| WHAT IS BEING ASKED |
Return the material exactly as supplied, apart from the pictures, which are omitted.

| DATA PROVIDED |
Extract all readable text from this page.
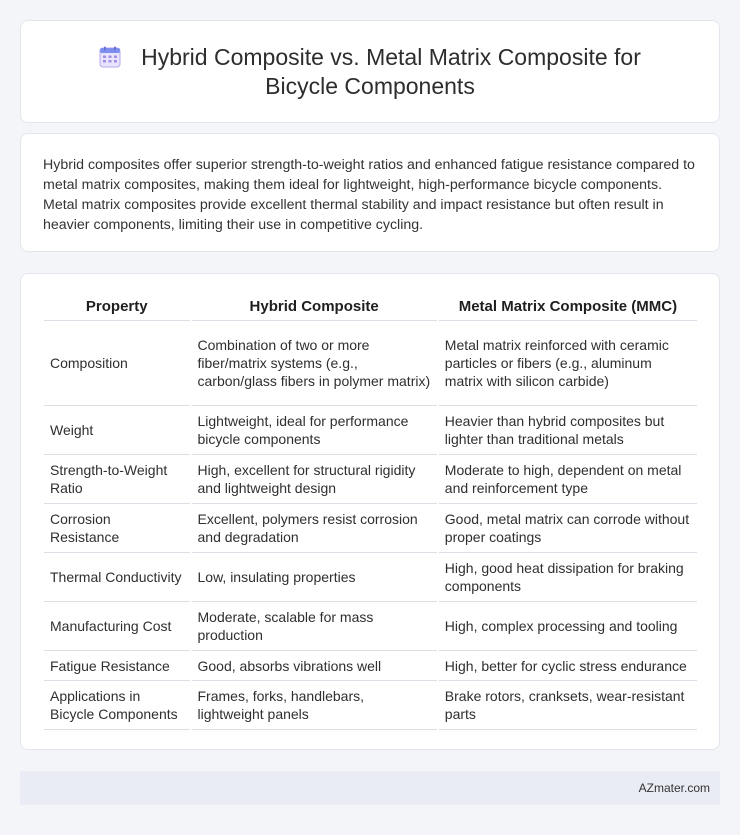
Hybrid Composite vs. Metal Matrix Composite for
Bicycle Components

Hybrid composites offer superior strength-to-weight ratios and enhanced fatigue resistance compared to metal matrix composites, making them ideal for lightweight, high-performance bicycle components. Metal matrix composites provide excellent thermal stability and impact resistance but often result in heavier components, limiting their use in competitive cycling.

Property	Hybrid Composite	Metal Matrix Composite (MMC)
Composition	Combination of two or more fiber/matrix systems (e.g., carbon/glass fibers in polymer matrix)	Metal matrix reinforced with ceramic particles or fibers (e.g., aluminum matrix with silicon carbide)
Weight	Lightweight, ideal for performance bicycle components	Heavier than hybrid composites but lighter than traditional metals
Strength-to-Weight Ratio	High, excellent for structural rigidity and lightweight design	Moderate to high, dependent on metal and reinforcement type
Corrosion Resistance	Excellent, polymers resist corrosion and degradation	Good, metal matrix can corrode without proper coatings
Thermal Conductivity	Low, insulating properties	High, good heat dissipation for braking components
Manufacturing Cost	Moderate, scalable for mass production	High, complex processing and tooling
Fatigue Resistance	Good, absorbs vibrations well	High, better for cyclic stress endurance
Applications in Bicycle Components	Frames, forks, handlebars, lightweight panels	Brake rotors, cranksets, wear-resistant parts
AZmater.com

| TASK ANSWER |
Extract all readable text from this page.
Hybrid Composite vs. Metal Matrix Composite for
Bicycle Components

Hybrid composites offer superior strength-to-weight ratios and enhanced fatigue resistance compared to metal matrix composites, making them ideal for lightweight, high-performance bicycle components. Metal matrix composites provide excellent thermal stability and impact resistance but often result in heavier components, limiting their use in competitive cycling.

Property	Hybrid Composite	Metal Matrix Composite (MMC)
Composition	Combination of two or more fiber/matrix systems (e.g., carbon/glass fibers in polymer matrix)	Metal matrix reinforced with ceramic particles or fibers (e.g., aluminum matrix with silicon carbide)
Weight	Lightweight, ideal for performance bicycle components	Heavier than hybrid composites but lighter than traditional metals
Strength-to-Weight Ratio	High, excellent for structural rigidity and lightweight design	Moderate to high, dependent on metal and reinforcement type
Corrosion Resistance	Excellent, polymers resist corrosion and degradation	Good, metal matrix can corrode without proper coatings
Thermal Conductivity	Low, insulating properties	High, good heat dissipation for braking components
Manufacturing Cost	Moderate, scalable for mass production	High, complex processing and tooling
Fatigue Resistance	Good, absorbs vibrations well	High, better for cyclic stress endurance
Applications in Bicycle Components	Frames, forks, handlebars, lightweight panels	Brake rotors, cranksets, wear-resistant parts
AZmater.com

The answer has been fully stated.